::: Data for this exercise :::
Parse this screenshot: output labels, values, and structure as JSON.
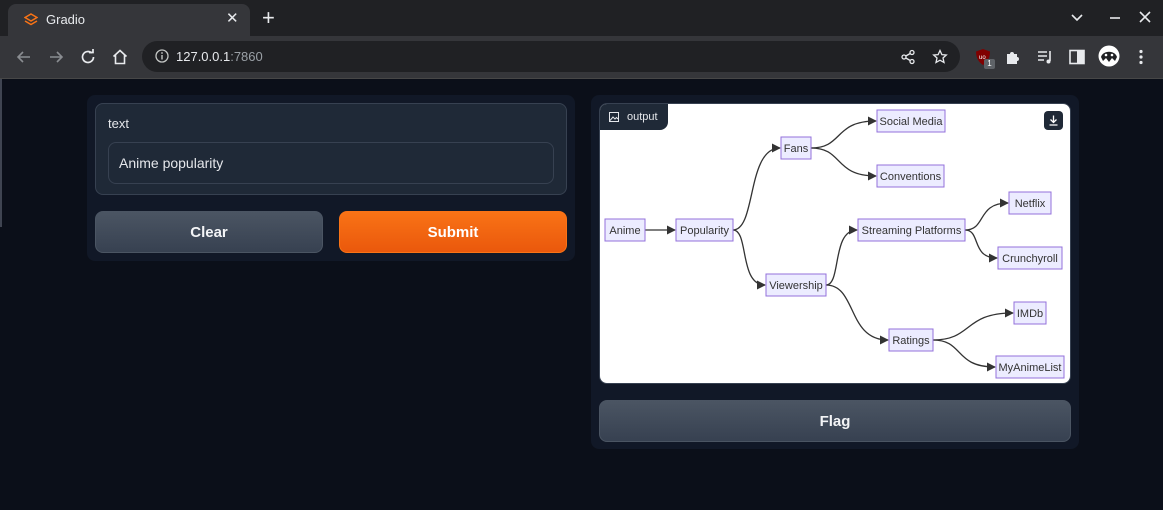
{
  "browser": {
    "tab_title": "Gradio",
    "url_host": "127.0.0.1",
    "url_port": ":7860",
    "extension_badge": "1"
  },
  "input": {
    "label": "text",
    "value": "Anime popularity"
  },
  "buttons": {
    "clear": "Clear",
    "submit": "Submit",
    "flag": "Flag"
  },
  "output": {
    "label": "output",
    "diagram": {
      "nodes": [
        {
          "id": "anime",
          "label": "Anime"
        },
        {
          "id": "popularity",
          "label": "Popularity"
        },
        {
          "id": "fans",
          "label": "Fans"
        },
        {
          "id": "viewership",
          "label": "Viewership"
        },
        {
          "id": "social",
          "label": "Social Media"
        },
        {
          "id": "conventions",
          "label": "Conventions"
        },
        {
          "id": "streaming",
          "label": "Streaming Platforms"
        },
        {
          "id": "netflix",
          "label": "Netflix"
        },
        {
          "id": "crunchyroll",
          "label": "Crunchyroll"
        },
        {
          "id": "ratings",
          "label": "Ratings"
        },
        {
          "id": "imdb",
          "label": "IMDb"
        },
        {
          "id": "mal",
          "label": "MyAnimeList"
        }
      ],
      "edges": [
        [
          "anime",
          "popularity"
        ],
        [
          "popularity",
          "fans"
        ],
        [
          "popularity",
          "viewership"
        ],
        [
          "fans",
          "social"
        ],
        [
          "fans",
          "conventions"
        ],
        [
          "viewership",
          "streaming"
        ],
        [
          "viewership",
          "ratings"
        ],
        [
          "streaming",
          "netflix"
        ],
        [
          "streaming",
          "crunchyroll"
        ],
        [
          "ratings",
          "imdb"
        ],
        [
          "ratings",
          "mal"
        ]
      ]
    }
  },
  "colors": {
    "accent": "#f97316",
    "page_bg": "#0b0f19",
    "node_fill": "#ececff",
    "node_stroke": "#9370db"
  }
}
:::
[Work to complete]
Repeat the data exactly, excluding the pictures.

[Finished exercise]
Parse this screenshot: output labels, values, and structure as JSON.
{
  "browser": {
    "tab_title": "Gradio",
    "url_host": "127.0.0.1",
    "url_port": ":7860",
    "extension_badge": "1"
  },
  "input": {
    "label": "text",
    "value": "Anime popularity"
  },
  "buttons": {
    "clear": "Clear",
    "submit": "Submit",
    "flag": "Flag"
  },
  "output": {
    "label": "output",
    "diagram": {
      "nodes": [
        {
          "id": "anime",
          "label": "Anime"
        },
        {
          "id": "popularity",
          "label": "Popularity"
        },
        {
          "id": "fans",
          "label": "Fans"
        },
        {
          "id": "viewership",
          "label": "Viewership"
        },
        {
          "id": "social",
          "label": "Social Media"
        },
        {
          "id": "conventions",
          "label": "Conventions"
        },
        {
          "id": "streaming",
          "label": "Streaming Platforms"
        },
        {
          "id": "netflix",
          "label": "Netflix"
        },
        {
          "id": "crunchyroll",
          "label": "Crunchyroll"
        },
        {
          "id": "ratings",
          "label": "Ratings"
        },
        {
          "id": "imdb",
          "label": "IMDb"
        },
        {
          "id": "mal",
          "label": "MyAnimeList"
        }
      ],
      "edges": [
        [
          "anime",
          "popularity"
        ],
        [
          "popularity",
          "fans"
        ],
        [
          "popularity",
          "viewership"
        ],
        [
          "fans",
          "social"
        ],
        [
          "fans",
          "conventions"
        ],
        [
          "viewership",
          "streaming"
        ],
        [
          "viewership",
          "ratings"
        ],
        [
          "streaming",
          "netflix"
        ],
        [
          "streaming",
          "crunchyroll"
        ],
        [
          "ratings",
          "imdb"
        ],
        [
          "ratings",
          "mal"
        ]
      ]
    }
  },
  "colors": {
    "accent": "#f97316",
    "page_bg": "#0b0f19",
    "node_fill": "#ececff",
    "node_stroke": "#9370db"
  }
}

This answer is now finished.